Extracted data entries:
-*-

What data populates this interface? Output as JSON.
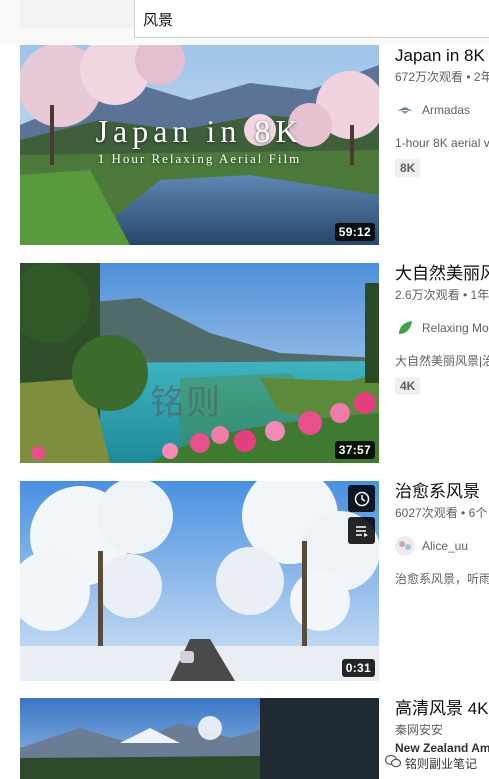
{
  "search": {
    "query": "风景"
  },
  "results": [
    {
      "title": "Japan in 8K",
      "views": "672万次观看 • 2年",
      "channel": "Armadas",
      "description": "1-hour 8K aerial v",
      "badge": "8K",
      "duration": "59:12",
      "thumb_title": "Japan in 8K",
      "thumb_subtitle": "1 Hour Relaxing Aerial Film"
    },
    {
      "title": "大自然美丽风",
      "views": "2.6万次观看 • 1年",
      "channel": "Relaxing Mo",
      "description": "大自然美丽风景|治",
      "badge": "4K",
      "duration": "37:57"
    },
    {
      "title": "治愈系风景",
      "views": "6027次观看 • 6个",
      "channel": "Alice_uu",
      "description": "治愈系风景，听雨",
      "duration": "0:31"
    },
    {
      "title": "高清风景 4K",
      "views": "秦网安安",
      "channel_line2": "New Zealand Am"
    }
  ],
  "watermark": {
    "middle": "铭则",
    "bottom": "铭则副业笔记"
  },
  "colors": {
    "duration_bg": "#000000",
    "meta_text": "#606060",
    "badge_bg": "#f0f0f0"
  },
  "icons": [
    "clock-icon",
    "queue-icon",
    "armadas-logo-icon",
    "leaf-logo-icon",
    "alice-avatar-icon",
    "wechat-icon"
  ]
}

-*-

**STATED TASK**
Print out the whole of the material word for word, without pictures.

**EXERCISE RESULT**
What data populates this interface? Output as JSON.
{
  "search": {
    "query": "风景"
  },
  "results": [
    {
      "title": "Japan in 8K",
      "views": "672万次观看 • 2年",
      "channel": "Armadas",
      "description": "1-hour 8K aerial v",
      "badge": "8K",
      "duration": "59:12",
      "thumb_title": "Japan in 8K",
      "thumb_subtitle": "1 Hour Relaxing Aerial Film"
    },
    {
      "title": "大自然美丽风",
      "views": "2.6万次观看 • 1年",
      "channel": "Relaxing Mo",
      "description": "大自然美丽风景|治",
      "badge": "4K",
      "duration": "37:57"
    },
    {
      "title": "治愈系风景",
      "views": "6027次观看 • 6个",
      "channel": "Alice_uu",
      "description": "治愈系风景，听雨",
      "duration": "0:31"
    },
    {
      "title": "高清风景 4K",
      "views": "秦网安安",
      "channel_line2": "New Zealand Am"
    }
  ],
  "watermark": {
    "middle": "铭则",
    "bottom": "铭则副业笔记"
  },
  "colors": {
    "duration_bg": "#000000",
    "meta_text": "#606060",
    "badge_bg": "#f0f0f0"
  },
  "icons": [
    "clock-icon",
    "queue-icon",
    "armadas-logo-icon",
    "leaf-logo-icon",
    "alice-avatar-icon",
    "wechat-icon"
  ]
}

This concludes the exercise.